### What is asked
Repeat each line exactly, leaving nothing out.

Dataset records:

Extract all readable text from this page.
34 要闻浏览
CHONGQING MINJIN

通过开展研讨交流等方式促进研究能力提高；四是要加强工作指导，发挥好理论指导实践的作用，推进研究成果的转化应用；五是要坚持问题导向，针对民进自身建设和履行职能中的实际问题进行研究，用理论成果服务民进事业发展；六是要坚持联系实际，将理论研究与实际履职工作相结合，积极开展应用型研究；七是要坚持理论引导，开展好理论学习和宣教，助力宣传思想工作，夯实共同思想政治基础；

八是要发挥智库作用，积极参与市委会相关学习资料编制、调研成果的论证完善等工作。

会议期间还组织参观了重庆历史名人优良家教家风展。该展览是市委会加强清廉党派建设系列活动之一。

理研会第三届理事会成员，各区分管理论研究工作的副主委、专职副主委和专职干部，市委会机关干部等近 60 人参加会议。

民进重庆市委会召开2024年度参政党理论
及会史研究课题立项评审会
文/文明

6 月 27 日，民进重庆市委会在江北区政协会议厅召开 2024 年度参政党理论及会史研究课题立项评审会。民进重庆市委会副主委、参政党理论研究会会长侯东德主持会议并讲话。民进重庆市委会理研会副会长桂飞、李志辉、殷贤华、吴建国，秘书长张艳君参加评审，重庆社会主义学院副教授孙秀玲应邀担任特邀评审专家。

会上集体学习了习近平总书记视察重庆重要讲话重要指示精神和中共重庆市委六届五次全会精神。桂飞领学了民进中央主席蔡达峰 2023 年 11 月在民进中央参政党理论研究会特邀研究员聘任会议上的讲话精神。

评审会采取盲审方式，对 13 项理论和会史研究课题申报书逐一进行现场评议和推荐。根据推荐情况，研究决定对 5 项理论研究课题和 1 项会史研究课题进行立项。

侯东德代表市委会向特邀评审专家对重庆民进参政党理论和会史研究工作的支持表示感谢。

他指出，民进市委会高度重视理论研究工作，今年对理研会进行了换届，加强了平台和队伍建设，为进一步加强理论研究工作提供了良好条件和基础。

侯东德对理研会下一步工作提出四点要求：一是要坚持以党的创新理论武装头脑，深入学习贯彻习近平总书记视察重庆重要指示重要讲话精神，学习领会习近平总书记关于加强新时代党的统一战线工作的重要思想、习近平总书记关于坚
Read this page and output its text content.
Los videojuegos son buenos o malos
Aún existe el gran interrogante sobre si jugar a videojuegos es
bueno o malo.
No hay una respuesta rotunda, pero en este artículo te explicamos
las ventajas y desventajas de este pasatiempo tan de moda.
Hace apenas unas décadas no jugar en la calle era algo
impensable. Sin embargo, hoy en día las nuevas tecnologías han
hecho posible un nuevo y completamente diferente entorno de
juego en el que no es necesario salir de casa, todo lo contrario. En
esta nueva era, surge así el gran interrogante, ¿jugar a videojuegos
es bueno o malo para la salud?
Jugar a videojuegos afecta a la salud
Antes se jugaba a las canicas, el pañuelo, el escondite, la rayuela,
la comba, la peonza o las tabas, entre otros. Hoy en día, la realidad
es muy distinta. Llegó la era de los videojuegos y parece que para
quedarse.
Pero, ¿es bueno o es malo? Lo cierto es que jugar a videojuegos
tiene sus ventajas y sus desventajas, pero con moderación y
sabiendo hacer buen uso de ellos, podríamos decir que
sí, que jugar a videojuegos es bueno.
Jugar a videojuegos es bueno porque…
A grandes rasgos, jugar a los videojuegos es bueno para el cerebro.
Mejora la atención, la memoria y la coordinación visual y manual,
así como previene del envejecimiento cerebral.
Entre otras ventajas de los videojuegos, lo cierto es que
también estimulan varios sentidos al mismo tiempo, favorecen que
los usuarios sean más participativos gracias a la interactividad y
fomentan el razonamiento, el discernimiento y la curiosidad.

### Expected answer
Extract all readable text from this page.
34 要闻浏览
CHONGQING MINJIN

通过开展研讨交流等方式促进研究能力提高；四是要加强工作指导，发挥好理论指导实践的作用，推进研究成果的转化应用；五是要坚持问题导向，针对民进自身建设和履行职能中的实际问题进行研究，用理论成果服务民进事业发展；六是要坚持联系实际，将理论研究与实际履职工作相结合，积极开展应用型研究；七是要坚持理论引导，开展好理论学习和宣教，助力宣传思想工作，夯实共同思想政治基础；

八是要发挥智库作用，积极参与市委会相关学习资料编制、调研成果的论证完善等工作。

会议期间还组织参观了重庆历史名人优良家教家风展。该展览是市委会加强清廉党派建设系列活动之一。

理研会第三届理事会成员，各区分管理论研究工作的副主委、专职副主委和专职干部，市委会机关干部等近 60 人参加会议。

民进重庆市委会召开2024年度参政党理论
及会史研究课题立项评审会
文/文明

6 月 27 日，民进重庆市委会在江北区政协会议厅召开 2024 年度参政党理论及会史研究课题立项评审会。民进重庆市委会副主委、参政党理论研究会会长侯东德主持会议并讲话。民进重庆市委会理研会副会长桂飞、李志辉、殷贤华、吴建国，秘书长张艳君参加评审，重庆社会主义学院副教授孙秀玲应邀担任特邀评审专家。

会上集体学习了习近平总书记视察重庆重要讲话重要指示精神和中共重庆市委六届五次全会精神。桂飞领学了民进中央主席蔡达峰 2023 年 11 月在民进中央参政党理论研究会特邀研究员聘任会议上的讲话精神。

评审会采取盲审方式，对 13 项理论和会史研究课题申报书逐一进行现场评议和推荐。根据推荐情况，研究决定对 5 项理论研究课题和 1 项会史研究课题进行立项。

侯东德代表市委会向特邀评审专家对重庆民进参政党理论和会史研究工作的支持表示感谢。

他指出，民进市委会高度重视理论研究工作，今年对理研会进行了换届，加强了平台和队伍建设，为进一步加强理论研究工作提供了良好条件和基础。

侯东德对理研会下一步工作提出四点要求：一是要坚持以党的创新理论武装头脑，深入学习贯彻习近平总书记视察重庆重要指示重要讲话精神，学习领会习近平总书记关于加强新时代党的统一战线工作的重要思想、习近平总书记关于坚
Read this page and output its text content.
Los videojuegos son buenos o malos
Aún existe el gran interrogante sobre si jugar a videojuegos es
bueno o malo.
No hay una respuesta rotunda, pero en este artículo te explicamos
las ventajas y desventajas de este pasatiempo tan de moda.
Hace apenas unas décadas no jugar en la calle era algo
impensable. Sin embargo, hoy en día las nuevas tecnologías han
hecho posible un nuevo y completamente diferente entorno de
juego en el que no es necesario salir de casa, todo lo contrario. En
esta nueva era, surge así el gran interrogante, ¿jugar a videojuegos
es bueno o malo para la salud?
Jugar a videojuegos afecta a la salud
Antes se jugaba a las canicas, el pañuelo, el escondite, la rayuela,
la comba, la peonza o las tabas, entre otros. Hoy en día, la realidad
es muy distinta. Llegó la era de los videojuegos y parece que para
quedarse.
Pero, ¿es bueno o es malo? Lo cierto es que jugar a videojuegos
tiene sus ventajas y sus desventajas, pero con moderación y
sabiendo hacer buen uso de ellos, podríamos decir que
sí, que jugar a videojuegos es bueno.
Jugar a videojuegos es bueno porque…
A grandes rasgos, jugar a los videojuegos es bueno para el cerebro.
Mejora la atención, la memoria y la coordinación visual y manual,
así como previene del envejecimiento cerebral.
Entre otras ventajas de los videojuegos, lo cierto es que
también estimulan varios sentidos al mismo tiempo, favorecen que
los usuarios sean más participativos gracias a la interactividad y
fomentan el razonamiento, el discernimiento y la curiosidad.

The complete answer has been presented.